Required actions:
a: Answer these questions about the prepping forum thread:
(i) What recent events in Colorado opened the eyes of mountainjock and his wife?
(ii) What does the saying "Two is one and one is none" refer to?
(iii) What does Lake Windsong still use as an EDC?
b: Reproduce the prepping forum thread word for word, between "Here is my 2" and "are smart ideas)", inclusive.
c: Write the next part of the prepping forum thread, beginning after its final sentence.

Selected excerpt:
Here is my 2 cents... (again)

*Use one, Replace with two.* (This goes for toothpaste, canned goods, cereal etc)

*Two is one and one is none.* (Backups and spares are smart ideas)


----------



## mountainjock (Oct 21, 2011)

Welcome. My wife thought I was crazy too. I have just dabbled in prepping until lately, still a novice though! What changed lately? All the floods we had in Colorado (fairly close to us) really opened both our eyes. Plus with winter coming there is the chance of blizzards. After the floods I asked my wife what we would do if all that rain was snow. What if we were out road tripping and the storm hit and we could not get home? What if a tornado hit her office (had a very close call a few years ago)? There are a lot of scenarios! Mass blackouts....She doesn't make fun of my anymore, but it's still me doing the work. And I DO NOT tell people except a few very close friends that are survival oriented and might contribute. It is fun for me, and gives me piece of mind. I guess I'm saying that just because your hubby isn't on board now doesn't mean he won't be in the future. Good luck


----------



## hiwall (Jun 15, 2012)

Being very frugal is half the fun of prepping!


----------



## Lake Windsong (Nov 27, 2009)

hiwall said:


> Being very frugal is half the fun of prepping!


Definitely! For the OP, using extra diaper bags and some of the bulk food and diaper stock is a great start on a BOB. I have a toddler and still use a diaper bag as my EDC (everyday carry bag). When thinking of basic ways to start, look around at what you already have in your home, upgrade supplies and equipment when you can-thrift stores and yard sales are good places to look when on a budget. Pack up what you can now in a BOB, make a wishlist of things to look for on sale/clearance, and don't forget skill sets: first aid, map reading evacuation routes, gardening, canning, many many others you can find info about here at PS. Welcome!

Information supplied:

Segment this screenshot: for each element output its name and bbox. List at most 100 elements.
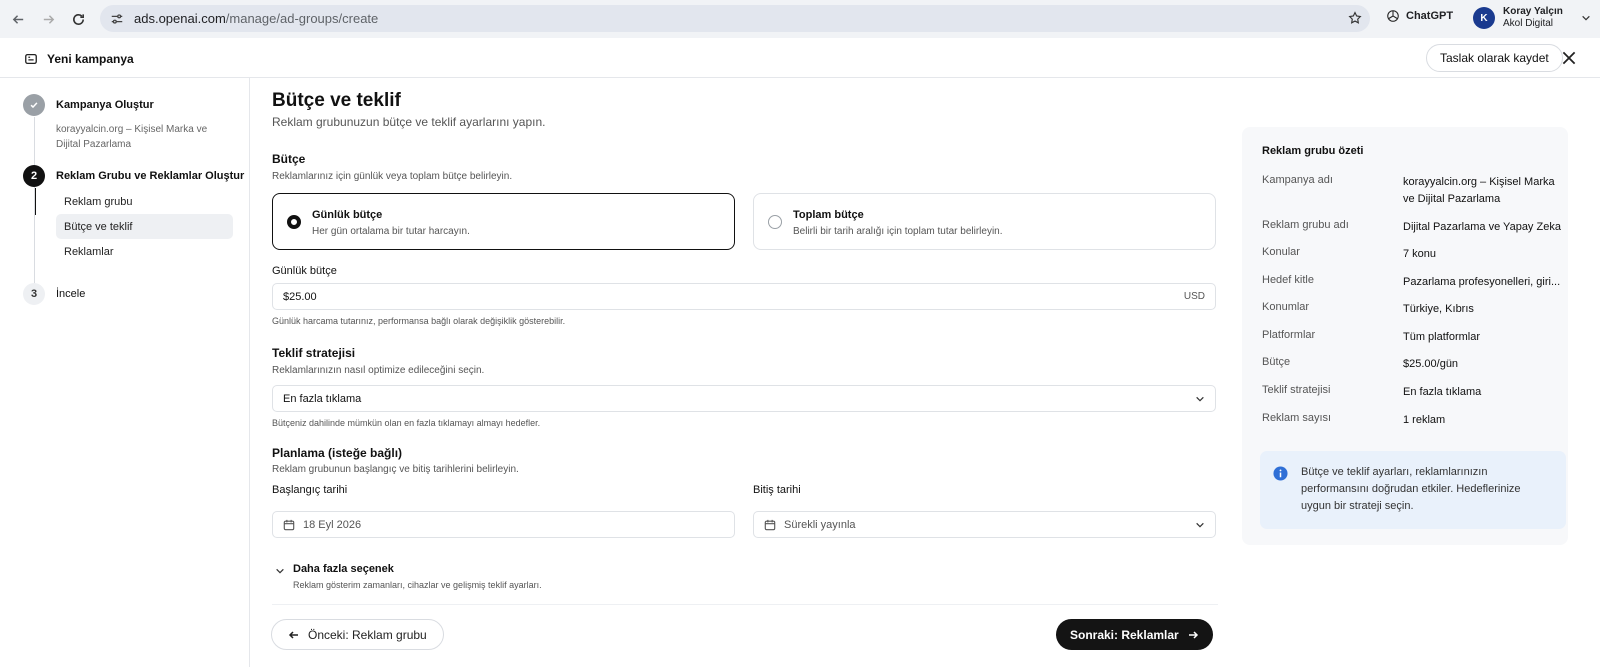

Answers for this exercise:
a:
(i) The floods
(ii) Backups and spares
(iii) A diaper bag

b:
Here is my 2 cents... (again)

*Use one, Replace with two.* (This goes for toothpaste, canned goods, cereal etc)

*Two is one and one is none.* (Backups and spares are smart ideas)

c:
----------



## TrinEire (Jul 23, 2012)

LadyHarter said:


> Hey all! Thanks for all the great replies! I've been reading the forums every chance I get! I've mentioned it to my husband a few times and the conversation always ends the same. Someone will be sent to save us. He's very into modern technology and doesn't quite believe that it may not be here one day to guide him. My twins are almost one so they can't participate too much, but I do have a list of items for their packs. I'm very organized and always prepared for everyday emergencies, but this is new territory for me. I am on a tight budget so there's not much room for big purchases so it will be be a buy as I can kind of thing. Thankfully my girls are almost off formula and we have a decent stock of diapers. I already buy all baby food and snacks in bulk so we have a cabinet full almost always. Definitely glad to be getting some great information from y'all!


artydance:Welcome to Prepared Society, this is a great place for info and ideas. I think someone already said take baby steps, it can be overwhelming with all the information and especially if you're learning and then getting grief from someone that doesn't get it. Remember that your preps have to be "Your Preps" and that we all have been in the infancy stages of Prepping at one time or another. Good Luck and welcome again to this great site.


----------



## LincTex (Apr 1, 2011)

LadyHarter said:


> Someone will be sent to save us. He's very into modern technology and doesn't quite believe that it may not be here one day to guide him.


There's 325,000,000 people in the USA and about 400,000 disaster relief folks.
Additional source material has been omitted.